* Start Data provided *
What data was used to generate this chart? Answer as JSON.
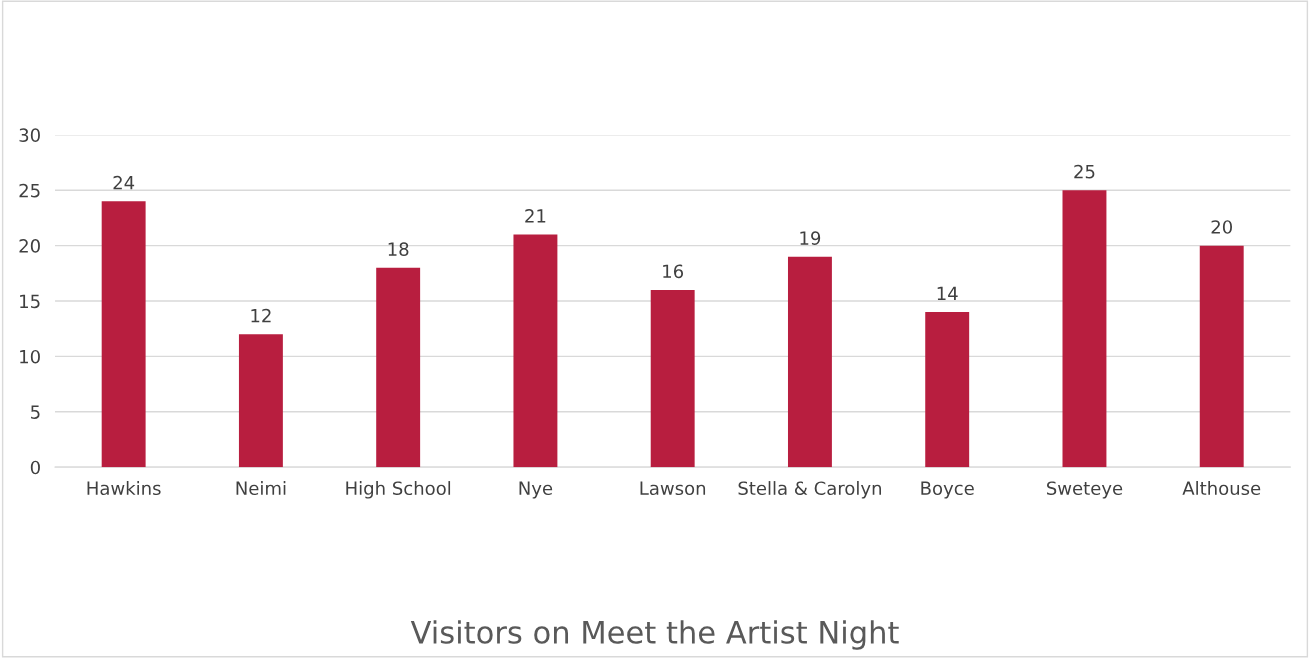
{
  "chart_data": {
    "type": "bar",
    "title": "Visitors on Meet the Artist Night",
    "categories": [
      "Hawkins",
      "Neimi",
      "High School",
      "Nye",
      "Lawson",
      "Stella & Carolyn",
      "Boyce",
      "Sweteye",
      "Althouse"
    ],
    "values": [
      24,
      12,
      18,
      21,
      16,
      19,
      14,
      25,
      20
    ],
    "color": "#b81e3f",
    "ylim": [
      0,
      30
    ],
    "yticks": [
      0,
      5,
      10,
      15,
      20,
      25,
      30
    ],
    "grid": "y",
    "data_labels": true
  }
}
* End Data provided *
Given request> The records above must be echoed exactly, minus their pictures.

Correct output>
What data was used to generate this chart? Answer as JSON.
{
  "chart_data": {
    "type": "bar",
    "title": "Visitors on Meet the Artist Night",
    "categories": [
      "Hawkins",
      "Neimi",
      "High School",
      "Nye",
      "Lawson",
      "Stella & Carolyn",
      "Boyce",
      "Sweteye",
      "Althouse"
    ],
    "values": [
      24,
      12,
      18,
      21,
      16,
      19,
      14,
      25,
      20
    ],
    "color": "#b81e3f",
    "ylim": [
      0,
      30
    ],
    "yticks": [
      0,
      5,
      10,
      15,
      20,
      25,
      30
    ],
    "grid": "y",
    "data_labels": true
  }
}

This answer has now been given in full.